(Recorded data)
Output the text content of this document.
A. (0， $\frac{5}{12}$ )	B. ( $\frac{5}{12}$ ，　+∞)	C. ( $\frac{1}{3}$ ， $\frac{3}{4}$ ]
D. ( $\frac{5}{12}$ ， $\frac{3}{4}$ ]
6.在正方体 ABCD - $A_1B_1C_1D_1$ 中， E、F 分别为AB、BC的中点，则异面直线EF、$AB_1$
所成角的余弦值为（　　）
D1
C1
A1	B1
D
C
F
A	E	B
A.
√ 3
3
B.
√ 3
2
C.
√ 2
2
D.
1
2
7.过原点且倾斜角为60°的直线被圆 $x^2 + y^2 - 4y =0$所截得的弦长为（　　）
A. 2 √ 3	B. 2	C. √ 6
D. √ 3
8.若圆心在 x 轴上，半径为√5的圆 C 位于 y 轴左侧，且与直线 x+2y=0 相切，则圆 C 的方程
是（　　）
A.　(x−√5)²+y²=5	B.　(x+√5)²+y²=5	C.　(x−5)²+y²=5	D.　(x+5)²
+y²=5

WRITTEN REQUEST
Go through the entries and repeat each one exactly.

TASK RESPONSE
Output the text content of this document.
A. (0， $\frac{5}{12}$ )	B. ( $\frac{5}{12}$ ，　+∞)	C. ( $\frac{1}{3}$ ， $\frac{3}{4}$ ]
D. ( $\frac{5}{12}$ ， $\frac{3}{4}$ ]
6.在正方体 ABCD - $A_1B_1C_1D_1$ 中， E、F 分别为AB、BC的中点，则异面直线EF、$AB_1$
所成角的余弦值为（　　）
D1
C1
A1	B1
D
C
F
A	E	B
A.
√ 3
3
B.
√ 3
2
C.
√ 2
2
D.
1
2
7.过原点且倾斜角为60°的直线被圆 $x^2 + y^2 - 4y =0$所截得的弦长为（　　）
A. 2 √ 3	B. 2	C. √ 6
D. √ 3
8.若圆心在 x 轴上，半径为√5的圆 C 位于 y 轴左侧，且与直线 x+2y=0 相切，则圆 C 的方程
是（　　）
A.　(x−√5)²+y²=5	B.　(x+√5)²+y²=5	C.　(x−5)²+y²=5	D.　(x+5)²
+y²=5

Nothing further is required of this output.